# Exercise input start
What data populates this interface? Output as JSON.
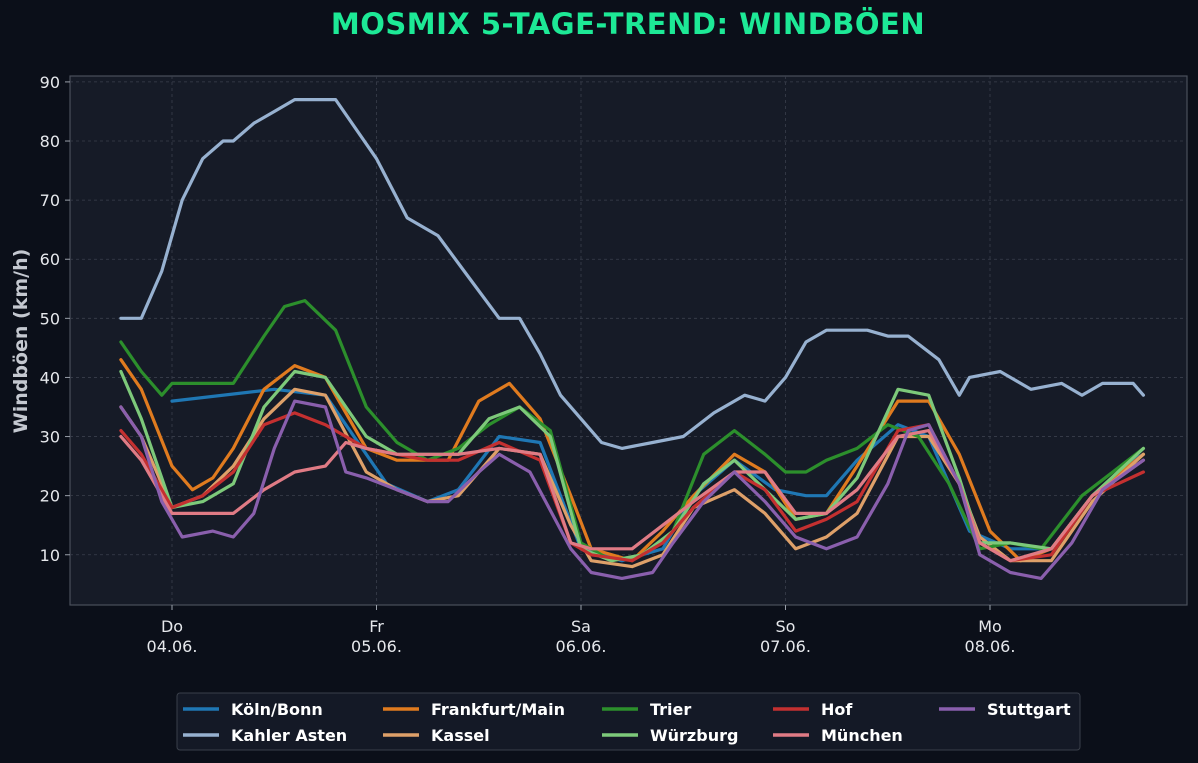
{
  "chart_data": {
    "type": "line",
    "title": "MOSMIX 5-TAGE-TREND: WINDBÖEN",
    "ylabel": "Windböen (km/h)",
    "xlabel": "",
    "xlim": [
      -0.25,
      5.0
    ],
    "ylim": [
      1.5,
      91
    ],
    "yticks": [
      10,
      20,
      30,
      40,
      50,
      60,
      70,
      80,
      90
    ],
    "xticks": [
      {
        "x": 0,
        "label": "Do\n04.06."
      },
      {
        "x": 1,
        "label": "Fr\n05.06."
      },
      {
        "x": 2,
        "label": "Sa\n06.06."
      },
      {
        "x": 3,
        "label": "So\n07.06."
      },
      {
        "x": 4,
        "label": "Mo\n08.06."
      }
    ],
    "grid": true,
    "legend_position": "bottom",
    "series": [
      {
        "name": "Köln/Bonn",
        "color": "#1f77b4",
        "points": [
          [
            0,
            36
          ],
          [
            0.5,
            38
          ],
          [
            0.75,
            37
          ],
          [
            1.05,
            22
          ],
          [
            1.25,
            19
          ],
          [
            1.4,
            21
          ],
          [
            1.6,
            30
          ],
          [
            1.8,
            29
          ],
          [
            1.9,
            20
          ],
          [
            2.0,
            11
          ],
          [
            2.2,
            9
          ],
          [
            2.4,
            11
          ],
          [
            2.55,
            20
          ],
          [
            2.75,
            26
          ],
          [
            2.95,
            21
          ],
          [
            3.1,
            20
          ],
          [
            3.2,
            20
          ],
          [
            3.35,
            26
          ],
          [
            3.55,
            32
          ],
          [
            3.7,
            30
          ],
          [
            3.9,
            14
          ],
          [
            4.1,
            11
          ],
          [
            4.3,
            11
          ],
          [
            4.5,
            20
          ],
          [
            4.7,
            26
          ],
          [
            4.75,
            27
          ]
        ]
      },
      {
        "name": "Kahler Asten",
        "color": "#97b1d0",
        "points": [
          [
            -0.25,
            50
          ],
          [
            -0.15,
            50
          ],
          [
            -0.05,
            58
          ],
          [
            0.05,
            70
          ],
          [
            0.15,
            77
          ],
          [
            0.25,
            80
          ],
          [
            0.3,
            80
          ],
          [
            0.4,
            83
          ],
          [
            0.5,
            85
          ],
          [
            0.6,
            87
          ],
          [
            0.8,
            87
          ],
          [
            1.0,
            77
          ],
          [
            1.15,
            67
          ],
          [
            1.3,
            64
          ],
          [
            1.45,
            57
          ],
          [
            1.6,
            50
          ],
          [
            1.7,
            50
          ],
          [
            1.8,
            44
          ],
          [
            1.9,
            37
          ],
          [
            2.0,
            33
          ],
          [
            2.1,
            29
          ],
          [
            2.2,
            28
          ],
          [
            2.35,
            29
          ],
          [
            2.5,
            30
          ],
          [
            2.65,
            34
          ],
          [
            2.8,
            37
          ],
          [
            2.9,
            36
          ],
          [
            3.0,
            40
          ],
          [
            3.1,
            46
          ],
          [
            3.2,
            48
          ],
          [
            3.4,
            48
          ],
          [
            3.5,
            47
          ],
          [
            3.6,
            47
          ],
          [
            3.75,
            43
          ],
          [
            3.85,
            37
          ],
          [
            3.9,
            40
          ],
          [
            4.05,
            41
          ],
          [
            4.2,
            38
          ],
          [
            4.35,
            39
          ],
          [
            4.45,
            37
          ],
          [
            4.55,
            39
          ],
          [
            4.7,
            39
          ],
          [
            4.75,
            37
          ]
        ]
      },
      {
        "name": "Frankfurt/Main",
        "color": "#e07b1f",
        "points": [
          [
            -0.25,
            43
          ],
          [
            -0.15,
            38
          ],
          [
            0.0,
            25
          ],
          [
            0.1,
            21
          ],
          [
            0.2,
            23
          ],
          [
            0.3,
            28
          ],
          [
            0.45,
            38
          ],
          [
            0.6,
            42
          ],
          [
            0.75,
            40
          ],
          [
            0.95,
            28
          ],
          [
            1.1,
            26
          ],
          [
            1.2,
            26
          ],
          [
            1.35,
            26
          ],
          [
            1.5,
            36
          ],
          [
            1.65,
            39
          ],
          [
            1.8,
            33
          ],
          [
            1.95,
            20
          ],
          [
            2.05,
            11
          ],
          [
            2.25,
            9
          ],
          [
            2.4,
            14
          ],
          [
            2.55,
            20
          ],
          [
            2.75,
            27
          ],
          [
            2.9,
            24
          ],
          [
            3.05,
            16
          ],
          [
            3.2,
            17
          ],
          [
            3.35,
            25
          ],
          [
            3.55,
            36
          ],
          [
            3.7,
            36
          ],
          [
            3.85,
            27
          ],
          [
            4.0,
            14
          ],
          [
            4.15,
            9
          ],
          [
            4.3,
            11
          ],
          [
            4.5,
            20
          ],
          [
            4.75,
            27
          ]
        ]
      },
      {
        "name": "Kassel",
        "color": "#dea069",
        "points": [
          [
            -0.25,
            35
          ],
          [
            -0.15,
            30
          ],
          [
            0.0,
            18
          ],
          [
            0.15,
            20
          ],
          [
            0.3,
            25
          ],
          [
            0.45,
            33
          ],
          [
            0.6,
            38
          ],
          [
            0.75,
            37
          ],
          [
            0.95,
            24
          ],
          [
            1.1,
            21
          ],
          [
            1.25,
            19
          ],
          [
            1.4,
            20
          ],
          [
            1.6,
            28
          ],
          [
            1.8,
            27
          ],
          [
            1.95,
            15
          ],
          [
            2.05,
            9
          ],
          [
            2.25,
            8
          ],
          [
            2.4,
            10
          ],
          [
            2.55,
            18
          ],
          [
            2.75,
            21
          ],
          [
            2.9,
            17
          ],
          [
            3.05,
            11
          ],
          [
            3.2,
            13
          ],
          [
            3.35,
            17
          ],
          [
            3.55,
            30
          ],
          [
            3.7,
            30
          ],
          [
            3.85,
            22
          ],
          [
            3.95,
            13
          ],
          [
            4.1,
            9
          ],
          [
            4.3,
            9
          ],
          [
            4.5,
            19
          ],
          [
            4.75,
            27
          ]
        ]
      },
      {
        "name": "Trier",
        "color": "#2c8f2c",
        "points": [
          [
            -0.25,
            46
          ],
          [
            -0.15,
            41
          ],
          [
            -0.05,
            37
          ],
          [
            0.0,
            39
          ],
          [
            0.15,
            39
          ],
          [
            0.3,
            39
          ],
          [
            0.45,
            47
          ],
          [
            0.55,
            52
          ],
          [
            0.65,
            53
          ],
          [
            0.8,
            48
          ],
          [
            0.95,
            35
          ],
          [
            1.1,
            29
          ],
          [
            1.25,
            26
          ],
          [
            1.4,
            28
          ],
          [
            1.55,
            32
          ],
          [
            1.7,
            35
          ],
          [
            1.85,
            31
          ],
          [
            2.0,
            12
          ],
          [
            2.15,
            9
          ],
          [
            2.3,
            10
          ],
          [
            2.45,
            14
          ],
          [
            2.6,
            27
          ],
          [
            2.75,
            31
          ],
          [
            2.9,
            27
          ],
          [
            3.0,
            24
          ],
          [
            3.1,
            24
          ],
          [
            3.2,
            26
          ],
          [
            3.35,
            28
          ],
          [
            3.5,
            32
          ],
          [
            3.65,
            30
          ],
          [
            3.8,
            22
          ],
          [
            3.95,
            11
          ],
          [
            4.1,
            12
          ],
          [
            4.25,
            11
          ],
          [
            4.45,
            20
          ],
          [
            4.75,
            28
          ]
        ]
      },
      {
        "name": "Würzburg",
        "color": "#7dc97a",
        "points": [
          [
            -0.25,
            41
          ],
          [
            -0.15,
            33
          ],
          [
            0.0,
            18
          ],
          [
            0.15,
            19
          ],
          [
            0.3,
            22
          ],
          [
            0.45,
            35
          ],
          [
            0.6,
            41
          ],
          [
            0.75,
            40
          ],
          [
            0.95,
            30
          ],
          [
            1.1,
            27
          ],
          [
            1.25,
            27
          ],
          [
            1.4,
            27
          ],
          [
            1.55,
            33
          ],
          [
            1.7,
            35
          ],
          [
            1.85,
            30
          ],
          [
            2.0,
            11
          ],
          [
            2.15,
            9
          ],
          [
            2.3,
            10
          ],
          [
            2.45,
            14
          ],
          [
            2.6,
            22
          ],
          [
            2.75,
            26
          ],
          [
            2.9,
            21
          ],
          [
            3.05,
            16
          ],
          [
            3.2,
            17
          ],
          [
            3.35,
            23
          ],
          [
            3.55,
            38
          ],
          [
            3.7,
            37
          ],
          [
            3.85,
            23
          ],
          [
            3.95,
            12
          ],
          [
            4.1,
            12
          ],
          [
            4.3,
            11
          ],
          [
            4.5,
            20
          ],
          [
            4.75,
            28
          ]
        ]
      },
      {
        "name": "Hof",
        "color": "#c43030",
        "points": [
          [
            -0.25,
            31
          ],
          [
            -0.15,
            27
          ],
          [
            0.0,
            18
          ],
          [
            0.15,
            20
          ],
          [
            0.3,
            24
          ],
          [
            0.45,
            32
          ],
          [
            0.6,
            34
          ],
          [
            0.75,
            32
          ],
          [
            0.95,
            28
          ],
          [
            1.1,
            27
          ],
          [
            1.25,
            26
          ],
          [
            1.4,
            26
          ],
          [
            1.6,
            29
          ],
          [
            1.8,
            26
          ],
          [
            1.95,
            12
          ],
          [
            2.05,
            10
          ],
          [
            2.25,
            9
          ],
          [
            2.4,
            12
          ],
          [
            2.55,
            18
          ],
          [
            2.75,
            24
          ],
          [
            2.9,
            21
          ],
          [
            3.05,
            14
          ],
          [
            3.2,
            16
          ],
          [
            3.35,
            19
          ],
          [
            3.55,
            31
          ],
          [
            3.7,
            32
          ],
          [
            3.85,
            22
          ],
          [
            3.95,
            12
          ],
          [
            4.1,
            9
          ],
          [
            4.3,
            10
          ],
          [
            4.5,
            20
          ],
          [
            4.75,
            24
          ]
        ]
      },
      {
        "name": "München",
        "color": "#e07b85",
        "points": [
          [
            -0.25,
            30
          ],
          [
            -0.15,
            26
          ],
          [
            0.0,
            17
          ],
          [
            0.15,
            17
          ],
          [
            0.3,
            17
          ],
          [
            0.45,
            21
          ],
          [
            0.6,
            24
          ],
          [
            0.75,
            25
          ],
          [
            0.85,
            29
          ],
          [
            0.95,
            28
          ],
          [
            1.1,
            27
          ],
          [
            1.25,
            27
          ],
          [
            1.4,
            27
          ],
          [
            1.6,
            28
          ],
          [
            1.8,
            27
          ],
          [
            1.95,
            12
          ],
          [
            2.05,
            11
          ],
          [
            2.25,
            11
          ],
          [
            2.4,
            15
          ],
          [
            2.55,
            19
          ],
          [
            2.75,
            24
          ],
          [
            2.9,
            24
          ],
          [
            3.05,
            17
          ],
          [
            3.2,
            17
          ],
          [
            3.35,
            21
          ],
          [
            3.55,
            30
          ],
          [
            3.7,
            31
          ],
          [
            3.85,
            22
          ],
          [
            3.95,
            12
          ],
          [
            4.1,
            9
          ],
          [
            4.3,
            11
          ],
          [
            4.5,
            20
          ],
          [
            4.75,
            26
          ]
        ]
      },
      {
        "name": "Stuttgart",
        "color": "#8a5fad",
        "points": [
          [
            -0.25,
            35
          ],
          [
            -0.15,
            30
          ],
          [
            -0.05,
            19
          ],
          [
            0.05,
            13
          ],
          [
            0.2,
            14
          ],
          [
            0.3,
            13
          ],
          [
            0.4,
            17
          ],
          [
            0.5,
            28
          ],
          [
            0.6,
            36
          ],
          [
            0.75,
            35
          ],
          [
            0.85,
            24
          ],
          [
            0.95,
            23
          ],
          [
            1.1,
            21
          ],
          [
            1.25,
            19
          ],
          [
            1.35,
            19
          ],
          [
            1.5,
            24
          ],
          [
            1.6,
            27
          ],
          [
            1.75,
            24
          ],
          [
            1.95,
            11
          ],
          [
            2.05,
            7
          ],
          [
            2.2,
            6
          ],
          [
            2.35,
            7
          ],
          [
            2.45,
            12
          ],
          [
            2.6,
            19
          ],
          [
            2.75,
            24
          ],
          [
            2.9,
            19
          ],
          [
            3.05,
            13
          ],
          [
            3.2,
            11
          ],
          [
            3.35,
            13
          ],
          [
            3.5,
            22
          ],
          [
            3.6,
            31
          ],
          [
            3.7,
            32
          ],
          [
            3.85,
            22
          ],
          [
            3.95,
            10
          ],
          [
            4.1,
            7
          ],
          [
            4.25,
            6
          ],
          [
            4.4,
            12
          ],
          [
            4.55,
            21
          ],
          [
            4.75,
            26
          ]
        ]
      }
    ],
    "legend_order": [
      "Köln/Bonn",
      "Kahler Asten",
      "Frankfurt/Main",
      "Kassel",
      "Trier",
      "Würzburg",
      "Hof",
      "München",
      "Stuttgart"
    ]
  }
}
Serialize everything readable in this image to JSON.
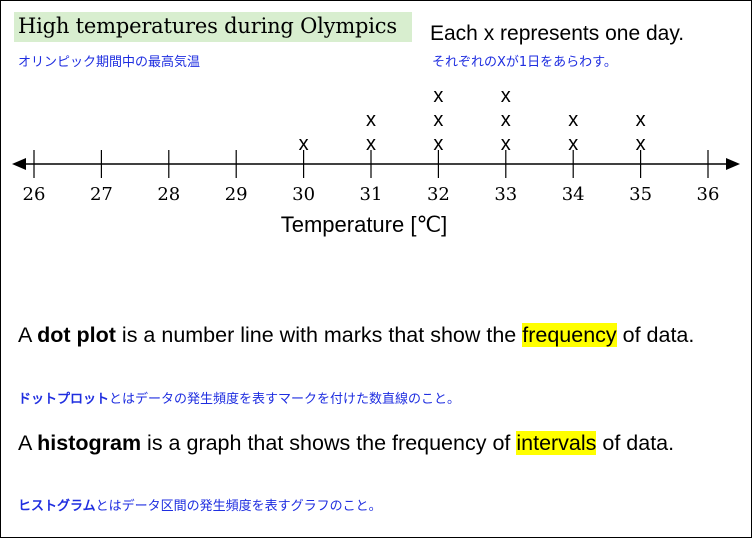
{
  "title": "High temperatures during Olympics",
  "title_jp": "オリンピック期間中の最高気温",
  "note": "Each x represents one day.",
  "note_jp": "それぞれのXが1日をあらわす。",
  "colors": {
    "title_bg": "#d8eecf",
    "japanese_text": "#1f2ee0",
    "highlight": "#ffff00"
  },
  "chart_data": {
    "type": "dot plot",
    "xlabel": "Temperature [℃]",
    "xlim": [
      26,
      36
    ],
    "ticks": [
      26,
      27,
      28,
      29,
      30,
      31,
      32,
      33,
      34,
      35,
      36
    ],
    "marker": "x",
    "points": [
      {
        "x": 30,
        "count": 1
      },
      {
        "x": 31,
        "count": 2
      },
      {
        "x": 32,
        "count": 3
      },
      {
        "x": 33,
        "count": 3
      },
      {
        "x": 34,
        "count": 2
      },
      {
        "x": 35,
        "count": 2
      }
    ]
  },
  "dot_plot_def": {
    "pre": "A ",
    "term": "dot plot",
    "mid": " is a number line with marks that show the ",
    "highlight": "frequency",
    "post": " of data.",
    "jp_term": "ドットプロット",
    "jp_rest": "とはデータの発生頻度を表すマークを付けた数直線のこと。"
  },
  "histogram_def": {
    "pre": "A ",
    "term": "histogram",
    "mid": " is a graph that shows the frequency of ",
    "highlight": "intervals",
    "post": " of data.",
    "jp_term": "ヒストグラム",
    "jp_rest": "とはデータ区間の発生頻度を表すグラフのこと。"
  }
}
# Exercise input end
▶ **Given problem**
Copy out all lines that carry the word "frequency".

▶ **Correct answer**
    "highlight": "frequency",
    "mid": " is a graph that shows the frequency of ",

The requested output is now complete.